(Figure dataset records)
## Start

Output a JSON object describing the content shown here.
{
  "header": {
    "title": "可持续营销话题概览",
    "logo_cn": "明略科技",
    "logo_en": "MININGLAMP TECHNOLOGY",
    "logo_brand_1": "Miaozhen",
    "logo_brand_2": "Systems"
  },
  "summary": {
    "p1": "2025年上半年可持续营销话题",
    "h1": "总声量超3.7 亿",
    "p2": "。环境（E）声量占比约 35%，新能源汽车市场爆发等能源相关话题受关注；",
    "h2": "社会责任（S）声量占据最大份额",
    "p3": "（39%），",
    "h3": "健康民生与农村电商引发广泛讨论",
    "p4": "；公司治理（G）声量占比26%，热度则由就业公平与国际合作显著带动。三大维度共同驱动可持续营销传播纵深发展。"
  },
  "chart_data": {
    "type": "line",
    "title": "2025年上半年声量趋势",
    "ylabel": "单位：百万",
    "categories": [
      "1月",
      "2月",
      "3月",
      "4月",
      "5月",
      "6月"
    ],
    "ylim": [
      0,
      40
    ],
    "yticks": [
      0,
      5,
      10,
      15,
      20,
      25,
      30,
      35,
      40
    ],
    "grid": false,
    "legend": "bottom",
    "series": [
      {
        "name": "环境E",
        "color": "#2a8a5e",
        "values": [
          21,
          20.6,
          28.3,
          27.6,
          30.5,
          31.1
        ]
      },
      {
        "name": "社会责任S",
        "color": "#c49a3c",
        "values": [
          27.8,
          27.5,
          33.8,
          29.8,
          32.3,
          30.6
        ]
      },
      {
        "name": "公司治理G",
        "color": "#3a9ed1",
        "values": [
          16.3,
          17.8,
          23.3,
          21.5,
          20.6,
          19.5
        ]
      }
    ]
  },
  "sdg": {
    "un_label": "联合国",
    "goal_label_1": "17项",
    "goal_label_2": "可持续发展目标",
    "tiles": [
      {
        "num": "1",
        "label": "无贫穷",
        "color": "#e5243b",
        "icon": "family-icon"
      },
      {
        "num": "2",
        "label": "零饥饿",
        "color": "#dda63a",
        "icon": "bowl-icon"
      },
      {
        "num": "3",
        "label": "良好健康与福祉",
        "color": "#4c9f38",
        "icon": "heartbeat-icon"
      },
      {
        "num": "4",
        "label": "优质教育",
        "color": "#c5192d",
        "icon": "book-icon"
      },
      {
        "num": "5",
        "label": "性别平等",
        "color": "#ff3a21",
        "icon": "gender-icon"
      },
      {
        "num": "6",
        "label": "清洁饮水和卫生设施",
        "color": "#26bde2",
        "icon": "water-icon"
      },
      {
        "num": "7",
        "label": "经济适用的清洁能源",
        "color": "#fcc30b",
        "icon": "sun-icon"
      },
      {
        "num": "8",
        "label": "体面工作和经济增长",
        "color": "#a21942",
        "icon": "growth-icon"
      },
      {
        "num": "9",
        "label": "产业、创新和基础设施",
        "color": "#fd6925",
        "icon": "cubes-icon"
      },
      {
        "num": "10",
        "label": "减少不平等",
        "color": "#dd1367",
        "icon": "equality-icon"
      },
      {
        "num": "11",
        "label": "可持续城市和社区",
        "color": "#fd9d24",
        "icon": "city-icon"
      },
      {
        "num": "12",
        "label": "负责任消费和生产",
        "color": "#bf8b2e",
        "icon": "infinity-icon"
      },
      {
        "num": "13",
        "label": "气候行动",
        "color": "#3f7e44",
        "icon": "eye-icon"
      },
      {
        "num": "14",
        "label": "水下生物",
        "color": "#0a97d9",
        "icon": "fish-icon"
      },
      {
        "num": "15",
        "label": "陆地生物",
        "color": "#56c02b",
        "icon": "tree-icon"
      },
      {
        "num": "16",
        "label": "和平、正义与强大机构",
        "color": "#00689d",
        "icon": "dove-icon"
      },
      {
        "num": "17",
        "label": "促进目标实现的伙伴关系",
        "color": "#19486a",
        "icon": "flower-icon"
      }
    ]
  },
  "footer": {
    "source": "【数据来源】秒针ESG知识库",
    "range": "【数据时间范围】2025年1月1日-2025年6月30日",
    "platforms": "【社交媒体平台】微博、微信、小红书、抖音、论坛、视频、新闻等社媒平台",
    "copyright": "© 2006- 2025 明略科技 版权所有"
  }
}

## End

§ **GIVEN EXERCISE**:
Gather each line holding the string "title".

§ **RESULT OF THIS TASK**:
    "title": "可持续营销话题概览",
    "title": "2025年上半年声量趋势",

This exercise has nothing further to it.